Copy the data precisely, character for character, and leave out every picture.
*** SUPPLIED ENTRIES ***
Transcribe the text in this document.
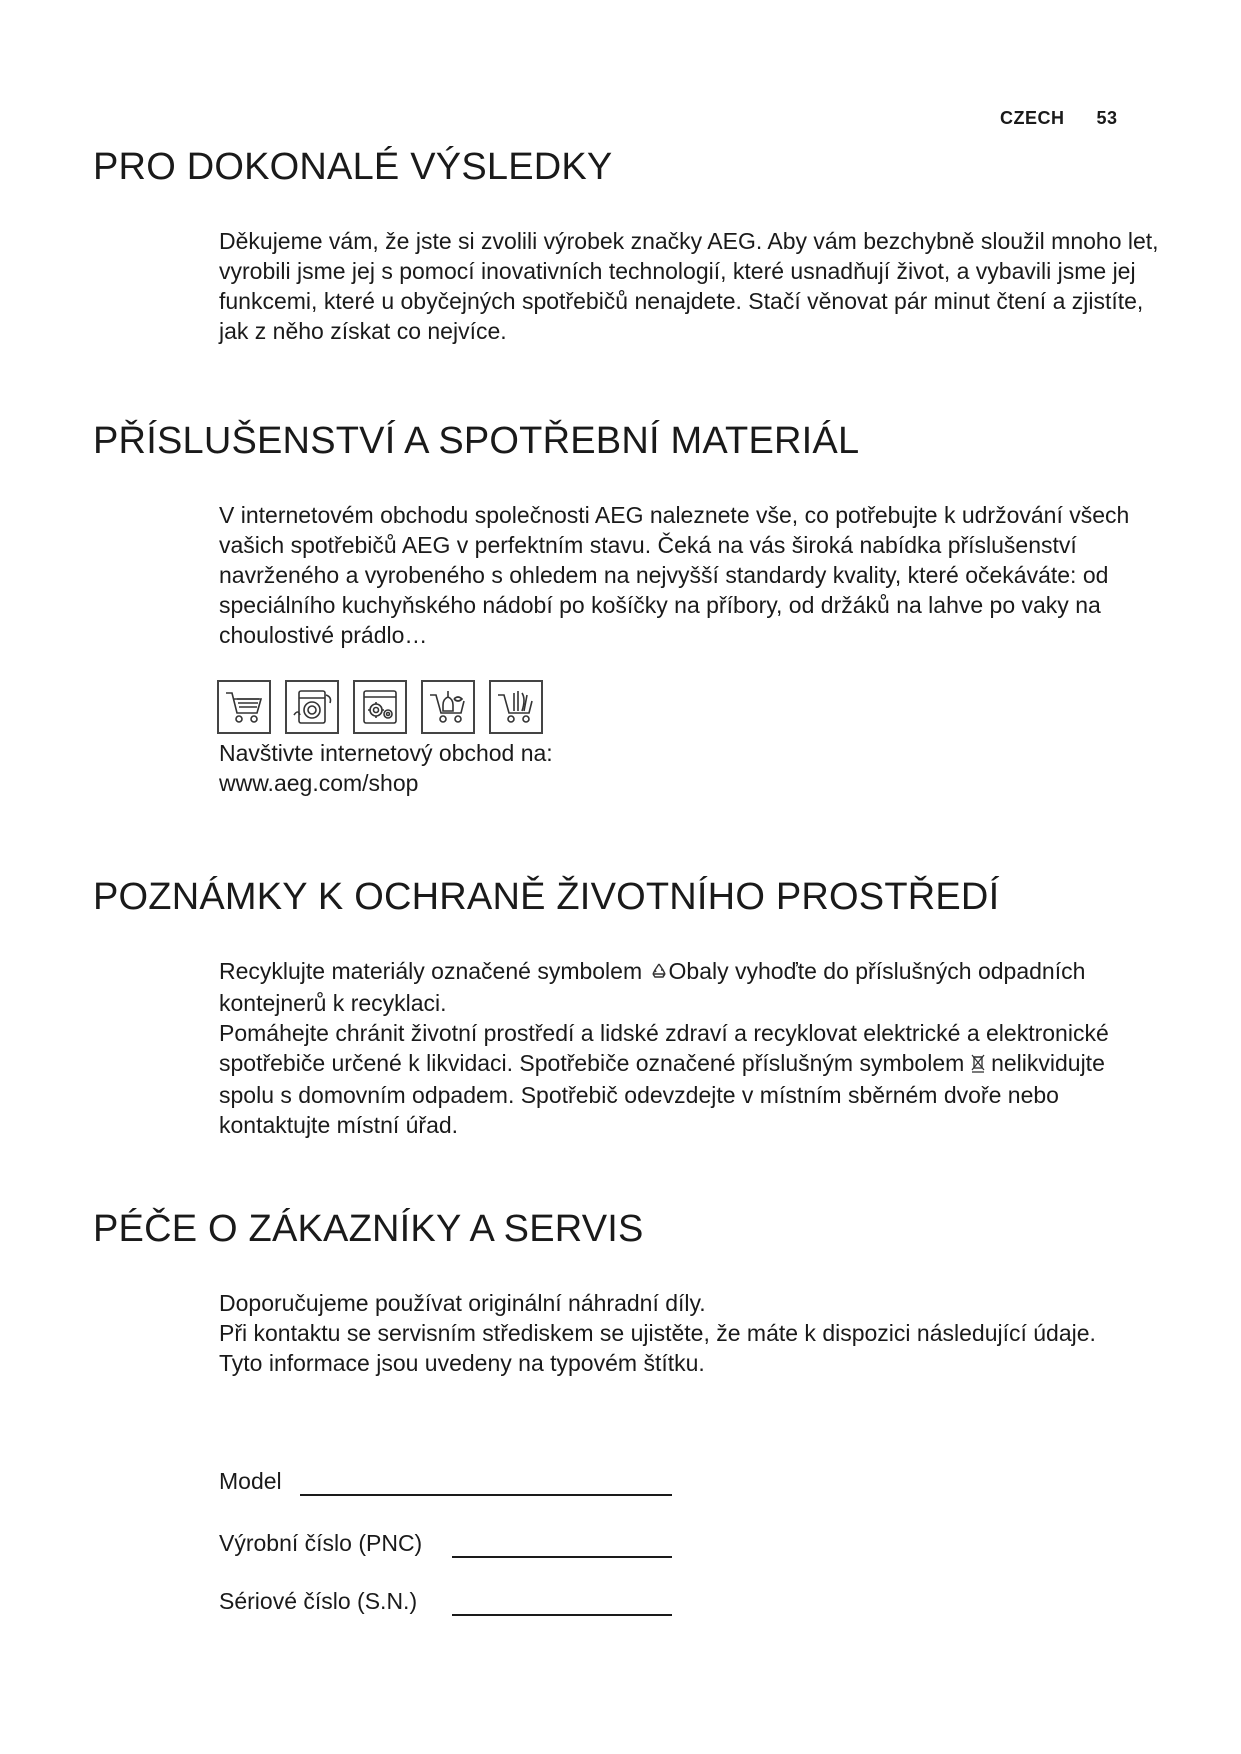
CZECH 53
PRO DOKONALÉ VÝSLEDKY

Děkujeme vám, že jste si zvolili výrobek značky AEG. Aby vám bezchybně sloužil mnoho let, vyrobili jsme jej s pomocí inovativních technologií, které usnadňují život, a vybavili jsme jej funkcemi, které u obyčejných spotřebičů nenajdete. Stačí věnovat pár minut čtení a zjistíte, jak z něho získat co nejvíce.

PŘÍSLUŠENSTVÍ A SPOTŘEBNÍ MATERIÁL

V internetovém obchodu společnosti AEG naleznete vše, co potřebujte k udržování všech vašich spotřebičů AEG v perfektním stavu. Čeká na vás široká nabídka příslušenství navrženého a vyrobeného s ohledem na nejvyšší standardy kvality, které očekáváte: od speciálního kuchyňského nádobí po košíčky na příbory, od držáků na lahve po vaky na choulostivé prádlo…

Navštivte internetový obchod na:

www.aeg.com/shop

POZNÁMKY K OCHRANĚ ŽIVOTNÍHO PROSTŘEDÍ

Recyklujte materiály označené symbolem Obaly vyhoďte do příslušných odpadních kontejnerů k recyklaci.

Pomáhejte chránit životní prostředí a lidské zdraví a recyklovat elektrické a elektronické spotřebiče určené k likvidaci. Spotřebiče označené příslušným symbolem  nelikvidujte spolu s domovním odpadem. Spotřebič odevzdejte v místním sběrném dvoře nebo kontaktujte místní úřad.

PÉČE O ZÁKAZNÍKY A SERVIS

Doporučujeme používat originální náhradní díly.

Při kontaktu se servisním střediskem se ujistěte, že máte k dispozici následující údaje.

Tyto informace jsou uvedeny na typovém štítku.

Model
Výrobní číslo (PNC)
Sériové číslo (S.N.)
***
THE RESPONSE:
Transcribe the text in this document.
CZECH 53
PRO DOKONALÉ VÝSLEDKY

Děkujeme vám, že jste si zvolili výrobek značky AEG. Aby vám bezchybně sloužil mnoho let, vyrobili jsme jej s pomocí inovativních technologií, které usnadňují život, a vybavili jsme jej funkcemi, které u obyčejných spotřebičů nenajdete. Stačí věnovat pár minut čtení a zjistíte, jak z něho získat co nejvíce.

PŘÍSLUŠENSTVÍ A SPOTŘEBNÍ MATERIÁL

V internetovém obchodu společnosti AEG naleznete vše, co potřebujte k udržování všech vašich spotřebičů AEG v perfektním stavu. Čeká na vás široká nabídka příslušenství navrženého a vyrobeného s ohledem na nejvyšší standardy kvality, které očekáváte: od speciálního kuchyňského nádobí po košíčky na příbory, od držáků na lahve po vaky na choulostivé prádlo…

Navštivte internetový obchod na:

www.aeg.com/shop

POZNÁMKY K OCHRANĚ ŽIVOTNÍHO PROSTŘEDÍ

Recyklujte materiály označené symbolem Obaly vyhoďte do příslušných odpadních kontejnerů k recyklaci.

Pomáhejte chránit životní prostředí a lidské zdraví a recyklovat elektrické a elektronické spotřebiče určené k likvidaci. Spotřebiče označené příslušným symbolem  nelikvidujte spolu s domovním odpadem. Spotřebič odevzdejte v místním sběrném dvoře nebo kontaktujte místní úřad.

PÉČE O ZÁKAZNÍKY A SERVIS

Doporučujeme používat originální náhradní díly.

Při kontaktu se servisním střediskem se ujistěte, že máte k dispozici následující údaje.

Tyto informace jsou uvedeny na typovém štítku.

Model
Výrobní číslo (PNC)
Sériové číslo (S.N.)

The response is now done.